▶ [Twoje zadanie]:
Czy możesz przepisać słowo w słowo pozycje od wiersza zawierającego "bar: [316, 183, 320, 425]" do wiersza zawierającego "bar: [259, 348, 263, 425]", łącznie z oboma tymi wierszami?

▶ [Przekazane pozycje]:
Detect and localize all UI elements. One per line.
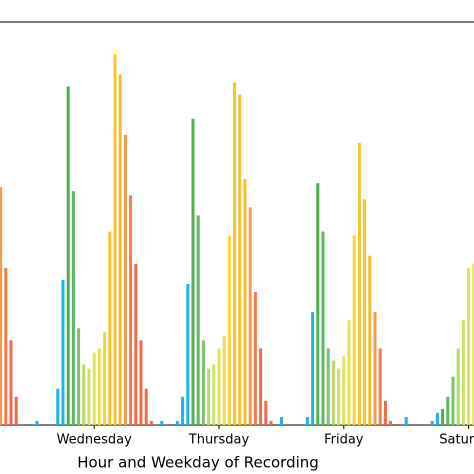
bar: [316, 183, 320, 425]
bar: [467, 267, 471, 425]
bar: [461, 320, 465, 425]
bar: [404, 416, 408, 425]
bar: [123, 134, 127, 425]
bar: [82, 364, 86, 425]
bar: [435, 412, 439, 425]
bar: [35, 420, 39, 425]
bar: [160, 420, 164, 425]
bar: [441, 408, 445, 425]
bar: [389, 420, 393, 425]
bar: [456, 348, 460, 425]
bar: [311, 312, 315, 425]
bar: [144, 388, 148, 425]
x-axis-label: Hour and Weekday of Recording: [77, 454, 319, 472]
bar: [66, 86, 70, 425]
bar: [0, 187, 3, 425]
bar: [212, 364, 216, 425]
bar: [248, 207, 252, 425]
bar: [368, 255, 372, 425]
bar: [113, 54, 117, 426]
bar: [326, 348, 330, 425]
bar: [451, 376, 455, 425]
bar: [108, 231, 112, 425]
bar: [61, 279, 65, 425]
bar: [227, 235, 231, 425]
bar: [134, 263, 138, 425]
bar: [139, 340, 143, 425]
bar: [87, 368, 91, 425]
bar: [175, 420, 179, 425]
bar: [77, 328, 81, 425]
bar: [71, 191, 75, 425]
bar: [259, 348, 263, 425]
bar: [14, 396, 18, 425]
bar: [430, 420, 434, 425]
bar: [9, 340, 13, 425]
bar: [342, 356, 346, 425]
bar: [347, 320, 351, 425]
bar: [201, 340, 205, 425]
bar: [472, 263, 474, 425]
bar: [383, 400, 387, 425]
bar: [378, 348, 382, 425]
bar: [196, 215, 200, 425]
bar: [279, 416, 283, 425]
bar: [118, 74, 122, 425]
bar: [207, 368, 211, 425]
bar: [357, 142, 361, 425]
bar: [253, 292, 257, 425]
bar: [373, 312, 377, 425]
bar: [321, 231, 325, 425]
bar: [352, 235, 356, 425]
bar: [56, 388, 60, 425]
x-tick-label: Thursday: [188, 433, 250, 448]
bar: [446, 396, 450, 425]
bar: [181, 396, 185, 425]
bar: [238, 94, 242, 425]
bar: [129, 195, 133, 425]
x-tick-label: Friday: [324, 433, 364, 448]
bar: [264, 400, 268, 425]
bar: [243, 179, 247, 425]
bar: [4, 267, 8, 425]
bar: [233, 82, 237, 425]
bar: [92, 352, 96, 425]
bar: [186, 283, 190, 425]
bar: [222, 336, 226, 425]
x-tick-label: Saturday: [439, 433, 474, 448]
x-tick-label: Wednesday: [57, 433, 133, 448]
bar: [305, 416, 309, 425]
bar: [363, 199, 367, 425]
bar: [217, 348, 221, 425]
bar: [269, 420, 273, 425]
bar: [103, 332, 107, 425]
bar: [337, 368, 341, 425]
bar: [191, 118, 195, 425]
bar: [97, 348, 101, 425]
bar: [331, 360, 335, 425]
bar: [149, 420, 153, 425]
==
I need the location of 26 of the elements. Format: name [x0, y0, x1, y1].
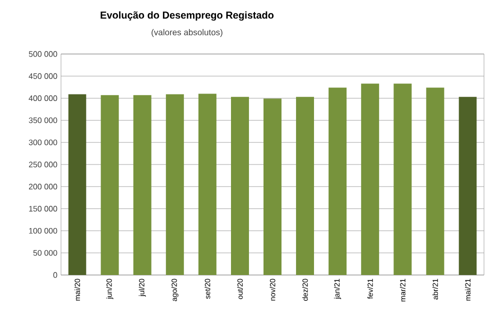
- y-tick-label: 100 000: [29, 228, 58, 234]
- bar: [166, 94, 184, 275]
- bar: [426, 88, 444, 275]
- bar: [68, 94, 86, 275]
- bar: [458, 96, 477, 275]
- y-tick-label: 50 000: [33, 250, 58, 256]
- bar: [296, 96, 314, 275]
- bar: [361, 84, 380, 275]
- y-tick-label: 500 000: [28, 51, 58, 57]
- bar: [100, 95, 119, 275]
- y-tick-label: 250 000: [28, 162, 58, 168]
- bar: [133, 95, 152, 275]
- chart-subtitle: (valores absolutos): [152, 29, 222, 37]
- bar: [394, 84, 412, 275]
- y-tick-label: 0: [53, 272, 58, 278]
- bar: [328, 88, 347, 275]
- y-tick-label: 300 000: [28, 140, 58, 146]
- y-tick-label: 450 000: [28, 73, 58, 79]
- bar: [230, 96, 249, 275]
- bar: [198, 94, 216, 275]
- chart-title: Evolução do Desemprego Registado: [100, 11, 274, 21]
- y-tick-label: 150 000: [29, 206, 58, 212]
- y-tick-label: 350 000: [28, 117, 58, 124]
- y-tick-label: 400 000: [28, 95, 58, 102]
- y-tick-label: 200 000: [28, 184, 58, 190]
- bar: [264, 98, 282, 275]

▶ [Rozwiązanie]:
bar: [316, 183, 320, 425]
bar: [467, 267, 471, 425]
bar: [461, 320, 465, 425]
bar: [404, 416, 408, 425]
bar: [123, 134, 127, 425]
bar: [82, 364, 86, 425]
bar: [435, 412, 439, 425]
bar: [35, 420, 39, 425]
bar: [160, 420, 164, 425]
bar: [441, 408, 445, 425]
bar: [389, 420, 393, 425]
bar: [456, 348, 460, 425]
bar: [311, 312, 315, 425]
bar: [144, 388, 148, 425]
x-axis-label: Hour and Weekday of Recording: [77, 454, 319, 472]
bar: [66, 86, 70, 425]
bar: [0, 187, 3, 425]
bar: [212, 364, 216, 425]
bar: [248, 207, 252, 425]
bar: [368, 255, 372, 425]
bar: [113, 54, 117, 426]
bar: [326, 348, 330, 425]
bar: [451, 376, 455, 425]
bar: [108, 231, 112, 425]
bar: [61, 279, 65, 425]
bar: [227, 235, 231, 425]
bar: [134, 263, 138, 425]
bar: [139, 340, 143, 425]
bar: [87, 368, 91, 425]
bar: [175, 420, 179, 425]
bar: [77, 328, 81, 425]
bar: [71, 191, 75, 425]
bar: [259, 348, 263, 425]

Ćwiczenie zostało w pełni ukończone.